RECORD EXTRACTS:
— Begin —

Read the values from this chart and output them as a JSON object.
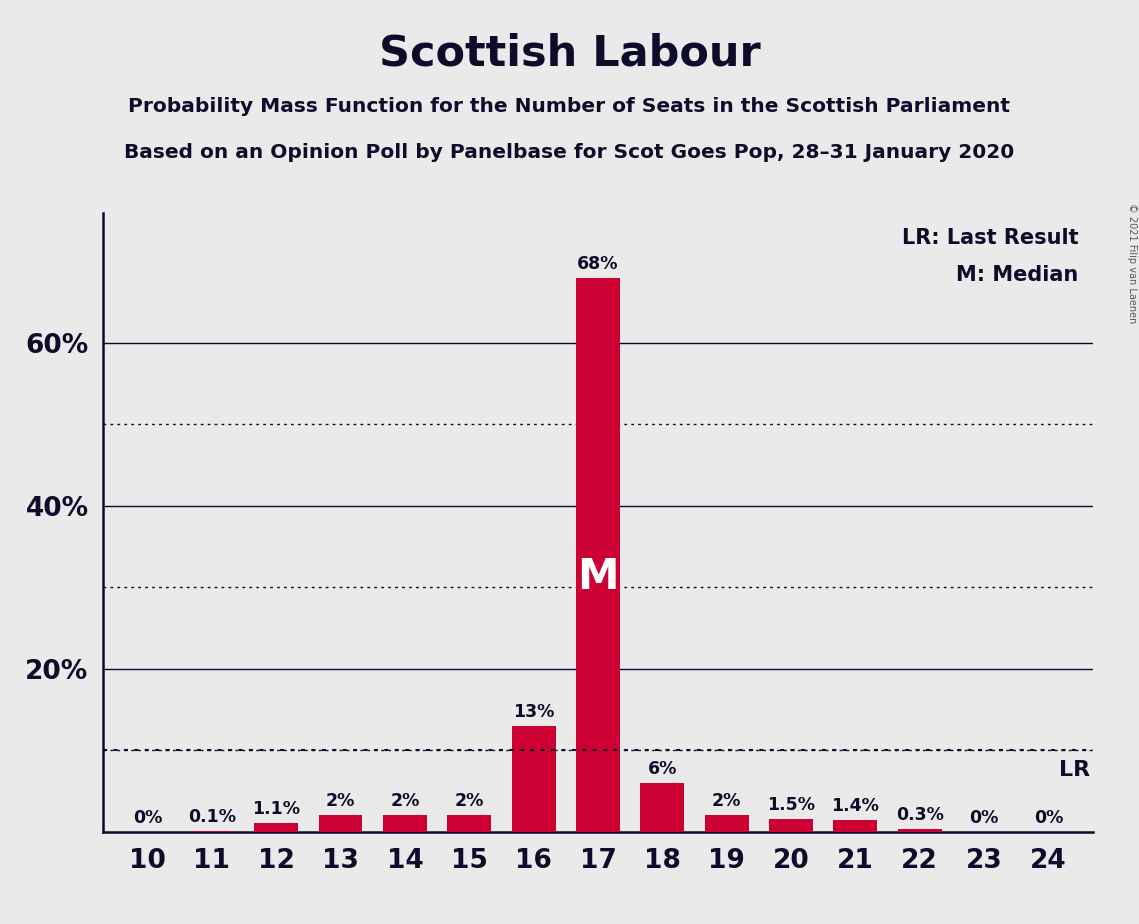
{
  "title": "Scottish Labour",
  "subtitle1": "Probability Mass Function for the Number of Seats in the Scottish Parliament",
  "subtitle2": "Based on an Opinion Poll by Panelbase for Scot Goes Pop, 28–31 January 2020",
  "copyright": "© 2021 Filip van Laenen",
  "seats": [
    10,
    11,
    12,
    13,
    14,
    15,
    16,
    17,
    18,
    19,
    20,
    21,
    22,
    23,
    24
  ],
  "probabilities": [
    0.0,
    0.1,
    1.1,
    2.0,
    2.0,
    2.0,
    13.0,
    68.0,
    6.0,
    2.0,
    1.5,
    1.4,
    0.3,
    0.0,
    0.0
  ],
  "labels": [
    "0%",
    "0.1%",
    "1.1%",
    "2%",
    "2%",
    "2%",
    "13%",
    "68%",
    "6%",
    "2%",
    "1.5%",
    "1.4%",
    "0.3%",
    "0%",
    "0%"
  ],
  "bar_color": "#CC0033",
  "background_color": "#EAEAEA",
  "median_seat": 17,
  "last_result_pct": 10.0,
  "lr_label": "LR",
  "median_label": "M",
  "legend_lr": "LR: Last Result",
  "legend_m": "M: Median",
  "yticks": [
    20,
    40,
    60
  ],
  "ytick_labels": [
    "20%",
    "40%",
    "60%"
  ],
  "dotted_lines": [
    10,
    30,
    50
  ],
  "solid_lines": [
    20,
    40,
    60
  ],
  "ylim": [
    0,
    76
  ],
  "xlim": [
    9.3,
    24.7
  ],
  "bar_width": 0.68
}
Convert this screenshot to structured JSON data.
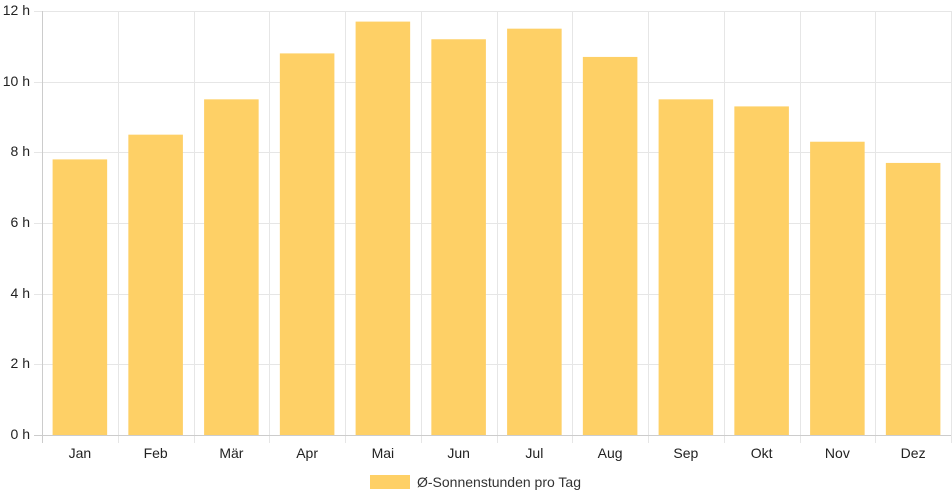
{
  "chart_data": {
    "type": "bar",
    "categories": [
      "Jan",
      "Feb",
      "Mär",
      "Apr",
      "Mai",
      "Jun",
      "Jul",
      "Aug",
      "Sep",
      "Okt",
      "Nov",
      "Dez"
    ],
    "series": [
      {
        "name": "Ø-Sonnenstunden pro Tag",
        "values": [
          7.8,
          8.5,
          9.5,
          10.8,
          11.7,
          11.2,
          11.5,
          10.7,
          9.5,
          9.3,
          8.3,
          7.7
        ],
        "color": "#fed066"
      }
    ],
    "title": "",
    "xlabel": "",
    "ylabel": "",
    "y_ticks": [
      "0 h",
      "2 h",
      "4 h",
      "6 h",
      "8 h",
      "10 h",
      "12 h"
    ],
    "ylim": [
      0,
      12
    ],
    "y_tick_step": 2,
    "grid": true,
    "legend_position": "bottom",
    "colors": {
      "grid": "#e6e6e6",
      "axis": "#cccccc",
      "text": "#222222"
    }
  }
}
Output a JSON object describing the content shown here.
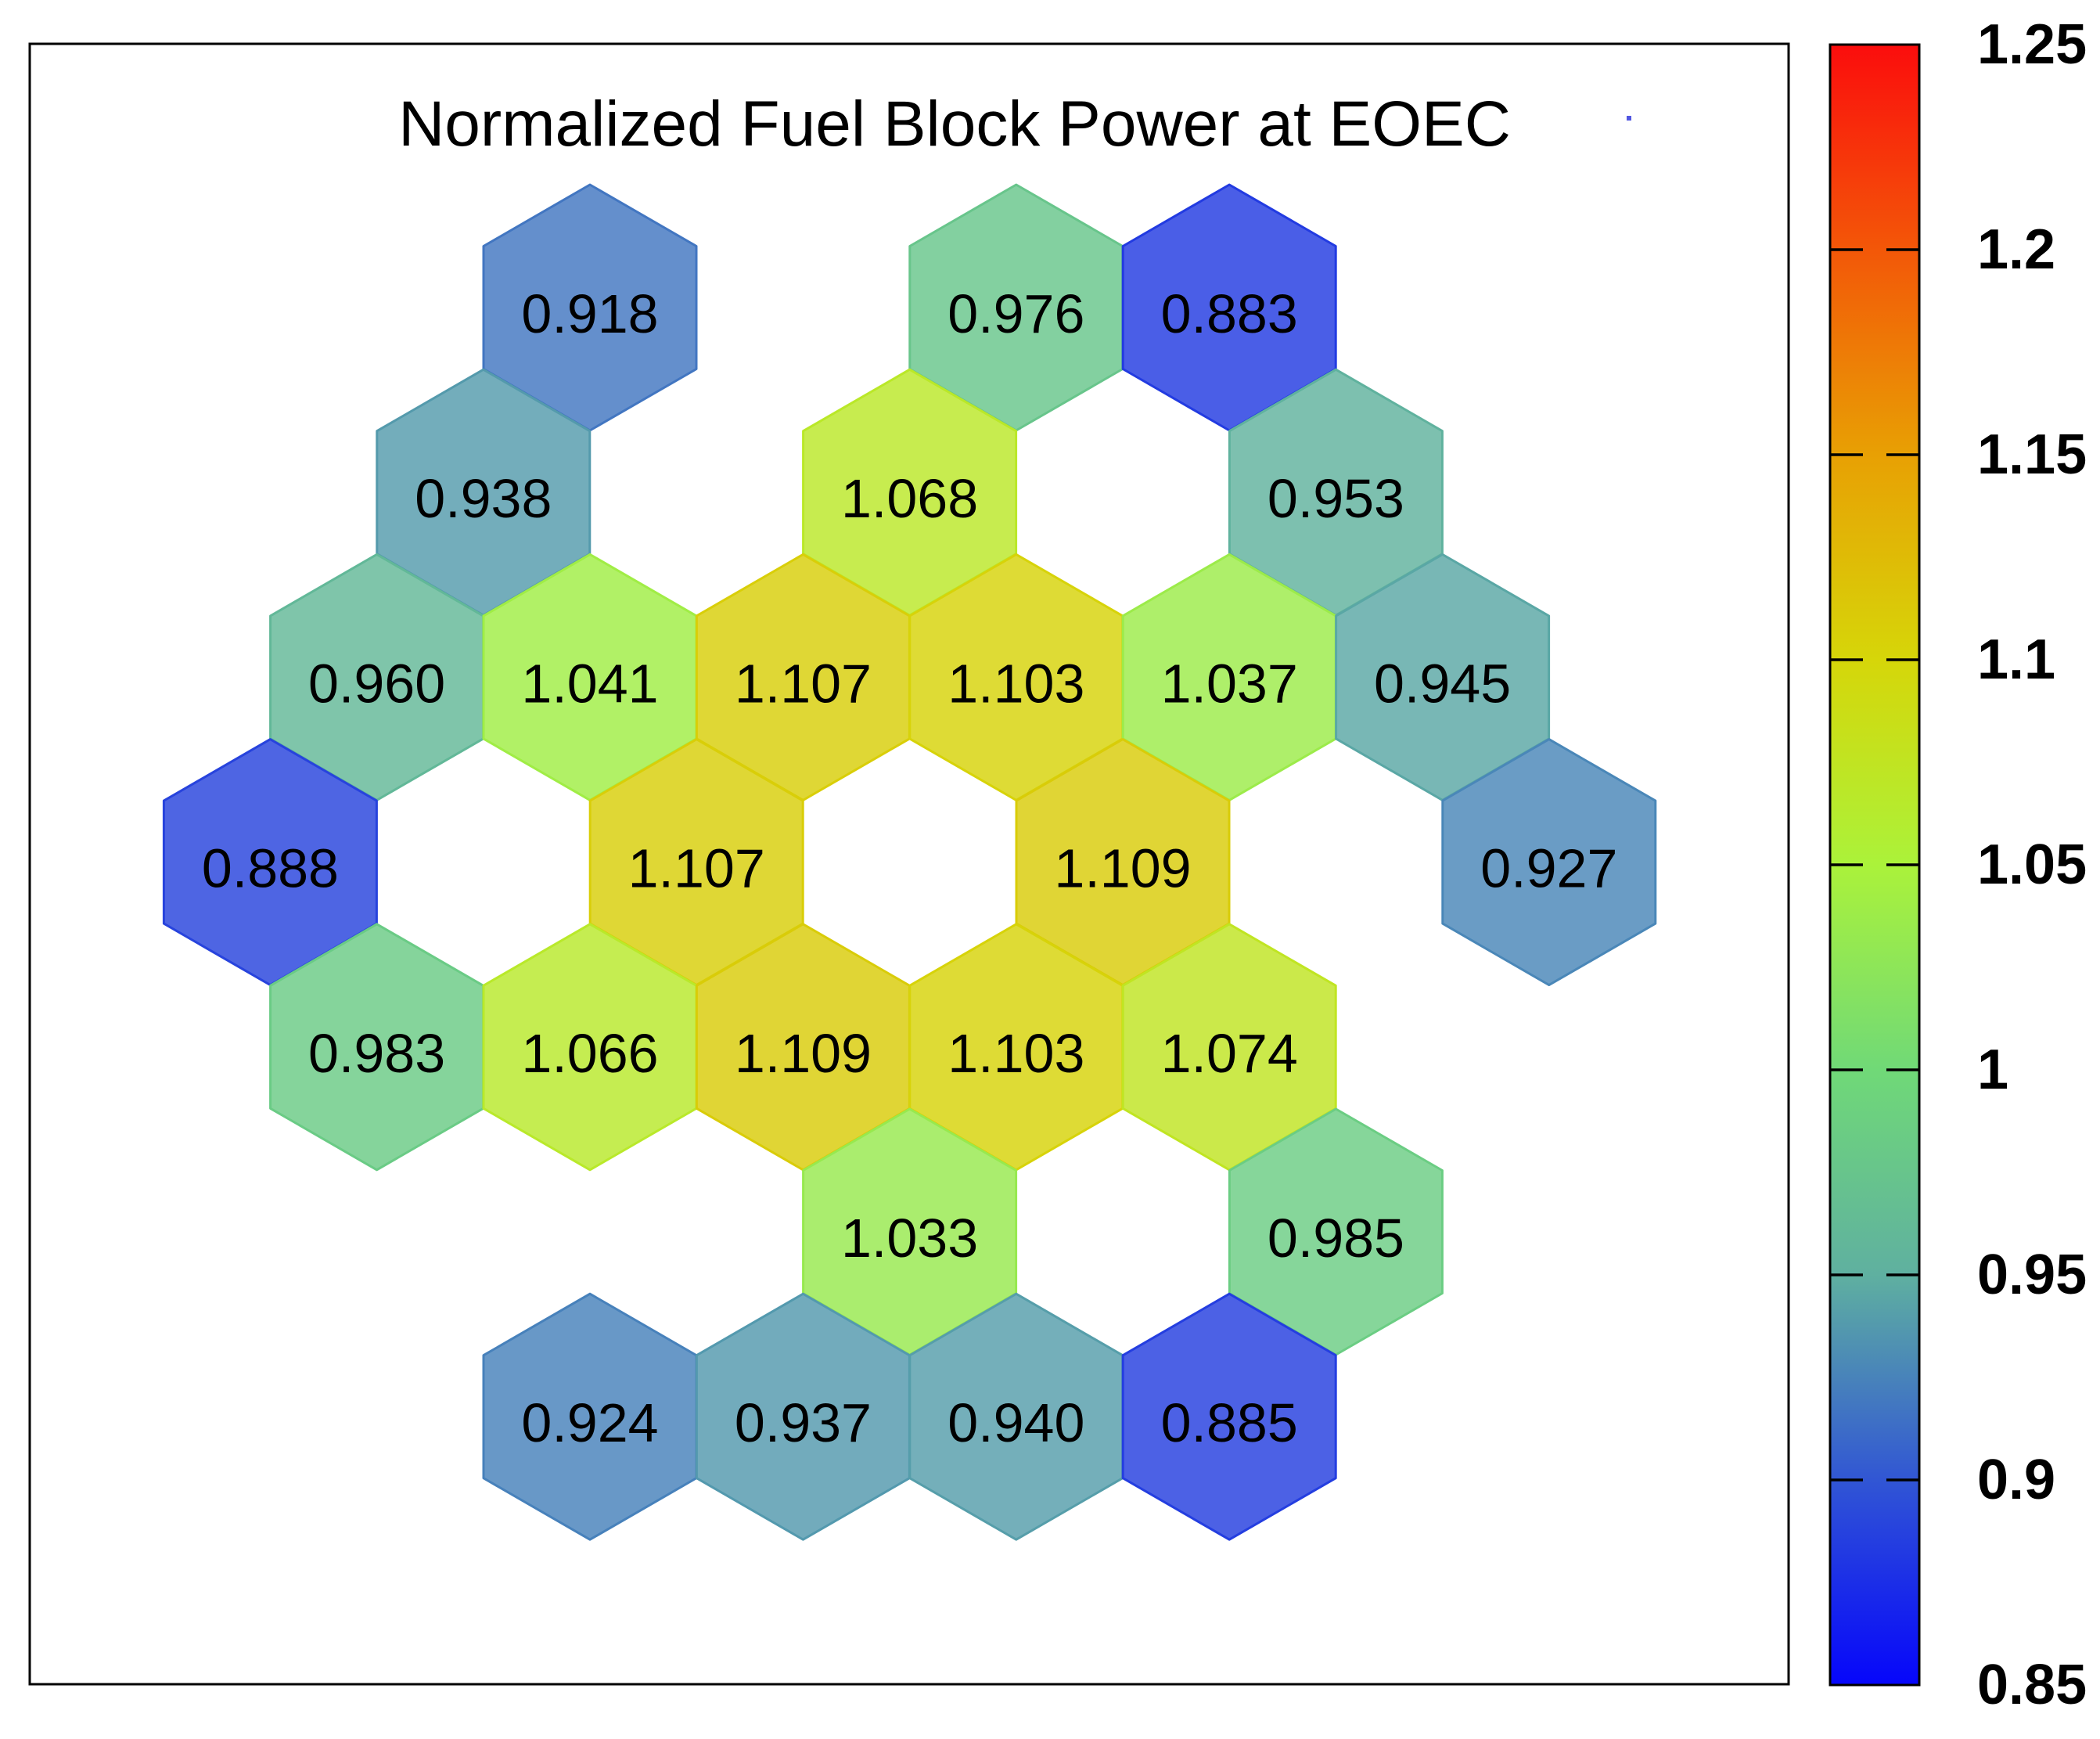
{
  "title": "Normalized Fuel Block Power at EOEC",
  "chart_data": {
    "type": "heatmap",
    "subtype": "hexagonal-core-map",
    "title": "Normalized Fuel Block Power at EOEC",
    "value_range": [
      0.85,
      1.25
    ],
    "grid": "pointy-top hexagons, 7 rows, col in half-widths",
    "legend_position": "right",
    "cells": [
      {
        "row": 0,
        "col": 0,
        "value": 0.918,
        "label": "0.918"
      },
      {
        "row": 0,
        "col": 4,
        "value": 0.976,
        "label": "0.976"
      },
      {
        "row": 0,
        "col": 6,
        "value": 0.883,
        "label": "0.883"
      },
      {
        "row": 1,
        "col": -1,
        "value": 0.938,
        "label": "0.938"
      },
      {
        "row": 1,
        "col": 3,
        "value": 1.068,
        "label": "1.068"
      },
      {
        "row": 1,
        "col": 7,
        "value": 0.953,
        "label": "0.953"
      },
      {
        "row": 2,
        "col": -2,
        "value": 0.96,
        "label": "0.960"
      },
      {
        "row": 2,
        "col": 0,
        "value": 1.041,
        "label": "1.041"
      },
      {
        "row": 2,
        "col": 2,
        "value": 1.107,
        "label": "1.107"
      },
      {
        "row": 2,
        "col": 4,
        "value": 1.103,
        "label": "1.103"
      },
      {
        "row": 2,
        "col": 6,
        "value": 1.037,
        "label": "1.037"
      },
      {
        "row": 2,
        "col": 8,
        "value": 0.945,
        "label": "0.945"
      },
      {
        "row": 3,
        "col": -3,
        "value": 0.888,
        "label": "0.888"
      },
      {
        "row": 3,
        "col": 1,
        "value": 1.107,
        "label": "1.107"
      },
      {
        "row": 3,
        "col": 5,
        "value": 1.109,
        "label": "1.109"
      },
      {
        "row": 3,
        "col": 9,
        "value": 0.927,
        "label": "0.927"
      },
      {
        "row": 4,
        "col": -2,
        "value": 0.983,
        "label": "0.983"
      },
      {
        "row": 4,
        "col": 0,
        "value": 1.066,
        "label": "1.066"
      },
      {
        "row": 4,
        "col": 2,
        "value": 1.109,
        "label": "1.109"
      },
      {
        "row": 4,
        "col": 4,
        "value": 1.103,
        "label": "1.103"
      },
      {
        "row": 4,
        "col": 6,
        "value": 1.074,
        "label": "1.074"
      },
      {
        "row": 5,
        "col": 3,
        "value": 1.033,
        "label": "1.033"
      },
      {
        "row": 5,
        "col": 7,
        "value": 0.985,
        "label": "0.985"
      },
      {
        "row": 6,
        "col": 0,
        "value": 0.924,
        "label": "0.924"
      },
      {
        "row": 6,
        "col": 2,
        "value": 0.937,
        "label": "0.937"
      },
      {
        "row": 6,
        "col": 4,
        "value": 0.94,
        "label": "0.940"
      },
      {
        "row": 6,
        "col": 6,
        "value": 0.885,
        "label": "0.885"
      }
    ]
  },
  "colorbar": {
    "min": 0.85,
    "max": 1.25,
    "tick_labels": [
      "1.25",
      "1.2",
      "1.15",
      "1.1",
      "1.05",
      "1",
      "0.95",
      "0.9",
      "0.85"
    ],
    "tick_values": [
      1.25,
      1.2,
      1.15,
      1.1,
      1.05,
      1,
      0.95,
      0.9,
      0.85
    ],
    "inner_tick_values": [
      1.2,
      1.15,
      1.1,
      1.05,
      1,
      0.95,
      0.9
    ],
    "gradient_stops": [
      {
        "value": 0.85,
        "color": "#0606fb"
      },
      {
        "value": 0.9,
        "color": "#3156d4"
      },
      {
        "value": 0.95,
        "color": "#5fb0a0"
      },
      {
        "value": 1.0,
        "color": "#70d977"
      },
      {
        "value": 1.05,
        "color": "#abf23a"
      },
      {
        "value": 1.1,
        "color": "#d6d609"
      },
      {
        "value": 1.15,
        "color": "#e8a004"
      },
      {
        "value": 1.2,
        "color": "#f35708"
      },
      {
        "value": 1.25,
        "color": "#fb0d0d"
      }
    ],
    "border_color": "#000000"
  },
  "artifact_dot": {
    "color": "#5156e1"
  }
}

— End —

SET TASK:
Repeat the material above word for word and skip every image in it.

TASK OUTPUT:
Read the values from this chart and output them as a JSON object.
{
  "title": "Scottish Labour",
  "subtitle1": "Probability Mass Function for the Number of Seats in the Scottish Parliament",
  "subtitle2": "Based on an Opinion Poll by Panelbase for Scot Goes Pop, 28–31 January 2020",
  "copyright": "© 2021 Filip van Laenen",
  "seats": [
    10,
    11,
    12,
    13,
    14,
    15,
    16,
    17,
    18,
    19,
    20,
    21,
    22,
    23,
    24
  ],
  "probabilities": [
    0.0,
    0.1,
    1.1,
    2.0,
    2.0,
    2.0,
    13.0,
    68.0,
    6.0,
    2.0,
    1.5,
    1.4,
    0.3,
    0.0,
    0.0
  ],
  "labels": [
    "0%",
    "0.1%",
    "1.1%",
    "2%",
    "2%",
    "2%",
    "13%",
    "68%",
    "6%",
    "2%",
    "1.5%",
    "1.4%",
    "0.3%",
    "0%",
    "0%"
  ],
  "bar_color": "#CC0033",
  "background_color": "#EAEAEA",
  "median_seat": 17,
  "last_result_pct": 10.0,
  "lr_label": "LR",
  "median_label": "M",
  "legend_lr": "LR: Last Result",
  "legend_m": "M: Median",
  "yticks": [
    20,
    40,
    60
  ],
  "ytick_labels": [
    "20%",
    "40%",
    "60%"
  ],
  "dotted_lines": [
    10,
    30,
    50
  ],
  "solid_lines": [
    20,
    40,
    60
  ],
  "ylim": [
    0,
    76
  ],
  "xlim": [
    9.3,
    24.7
  ],
  "bar_width": 0.68
}
Convert this screenshot to structured JSON data.
{
  "chart_data": {
    "type": "bar",
    "categories": [
      "Jan",
      "Feb",
      "Mär",
      "Apr",
      "Mai",
      "Jun",
      "Jul",
      "Aug",
      "Sep",
      "Okt",
      "Nov",
      "Dez"
    ],
    "series": [
      {
        "name": "Ø-Sonnenstunden pro Tag",
        "values": [
          7.8,
          8.5,
          9.5,
          10.8,
          11.7,
          11.2,
          11.5,
          10.7,
          9.5,
          9.3,
          8.3,
          7.7
        ],
        "color": "#fed066"
      }
    ],
    "title": "",
    "xlabel": "",
    "ylabel": "",
    "y_ticks": [
      "0 h",
      "2 h",
      "4 h",
      "6 h",
      "8 h",
      "10 h",
      "12 h"
    ],
    "ylim": [
      0,
      12
    ],
    "y_tick_step": 2,
    "grid": true,
    "legend_position": "bottom",
    "colors": {
      "grid": "#e6e6e6",
      "axis": "#cccccc",
      "text": "#222222"
    }
  }
}
Output a JSON object describing the content shown here.
{
  "title": "Normalized Fuel Block Power at EOEC",
  "chart_data": {
    "type": "heatmap",
    "subtype": "hexagonal-core-map",
    "title": "Normalized Fuel Block Power at EOEC",
    "value_range": [
      0.85,
      1.25
    ],
    "grid": "pointy-top hexagons, 7 rows, col in half-widths",
    "legend_position": "right",
    "cells": [
      {
        "row": 0,
        "col": 0,
        "value": 0.918,
        "label": "0.918"
      },
      {
        "row": 0,
        "col": 4,
        "value": 0.976,
        "label": "0.976"
      },
      {
        "row": 0,
        "col": 6,
        "value": 0.883,
        "label": "0.883"
      },
      {
        "row": 1,
        "col": -1,
        "value": 0.938,
        "label": "0.938"
      },
      {
        "row": 1,
        "col": 3,
        "value": 1.068,
        "label": "1.068"
      },
      {
        "row": 1,
        "col": 7,
        "value": 0.953,
        "label": "0.953"
      },
      {
        "row": 2,
        "col": -2,
        "value": 0.96,
        "label": "0.960"
      },
      {
        "row": 2,
        "col": 0,
        "value": 1.041,
        "label": "1.041"
      },
      {
        "row": 2,
        "col": 2,
        "value": 1.107,
        "label": "1.107"
      },
      {
        "row": 2,
        "col": 4,
        "value": 1.103,
        "label": "1.103"
      },
      {
        "row": 2,
        "col": 6,
        "value": 1.037,
        "label": "1.037"
      },
      {
        "row": 2,
        "col": 8,
        "value": 0.945,
        "label": "0.945"
      },
      {
        "row": 3,
        "col": -3,
        "value": 0.888,
        "label": "0.888"
      },
      {
        "row": 3,
        "col": 1,
        "value": 1.107,
        "label": "1.107"
      },
      {
        "row": 3,
        "col": 5,
        "value": 1.109,
        "label": "1.109"
      },
      {
        "row": 3,
        "col": 9,
        "value": 0.927,
        "label": "0.927"
      },
      {
        "row": 4,
        "col": -2,
        "value": 0.983,
        "label": "0.983"
      },
      {
        "row": 4,
        "col": 0,
        "value": 1.066,
        "label": "1.066"
      },
      {
        "row": 4,
        "col": 2,
        "value": 1.109,
        "label": "1.109"
      },
      {
        "row": 4,
        "col": 4,
        "value": 1.103,
        "label": "1.103"
      },
      {
        "row": 4,
        "col": 6,
        "value": 1.074,
        "label": "1.074"
      },
      {
        "row": 5,
        "col": 3,
        "value": 1.033,
        "label": "1.033"
      },
      {
        "row": 5,
        "col": 7,
        "value": 0.985,
        "label": "0.985"
      },
      {
        "row": 6,
        "col": 0,
        "value": 0.924,
        "label": "0.924"
      },
      {
        "row": 6,
        "col": 2,
        "value": 0.937,
        "label": "0.937"
      },
      {
        "row": 6,
        "col": 4,
        "value": 0.94,
        "label": "0.940"
      },
      {
        "row": 6,
        "col": 6,
        "value": 0.885,
        "label": "0.885"
      }
    ]
  },
  "colorbar": {
    "min": 0.85,
    "max": 1.25,
    "tick_labels": [
      "1.25",
      "1.2",
      "1.15",
      "1.1",
      "1.05",
      "1",
      "0.95",
      "0.9",
      "0.85"
    ],
    "tick_values": [
      1.25,
      1.2,
      1.15,
      1.1,
      1.05,
      1,
      0.95,
      0.9,
      0.85
    ],
    "inner_tick_values": [
      1.2,
      1.15,
      1.1,
      1.05,
      1,
      0.95,
      0.9
    ],
    "gradient_stops": [
      {
        "value": 0.85,
        "color": "#0606fb"
      },
      {
        "value": 0.9,
        "color": "#3156d4"
      },
      {
        "value": 0.95,
        "color": "#5fb0a0"
      },
      {
        "value": 1.0,
        "color": "#70d977"
      },
      {
        "value": 1.05,
        "color": "#abf23a"
      },
      {
        "value": 1.1,
        "color": "#d6d609"
      },
      {
        "value": 1.15,
        "color": "#e8a004"
      },
      {
        "value": 1.2,
        "color": "#f35708"
      },
      {
        "value": 1.25,
        "color": "#fb0d0d"
      }
    ],
    "border_color": "#000000"
  },
  "artifact_dot": {
    "color": "#5156e1"
  }
}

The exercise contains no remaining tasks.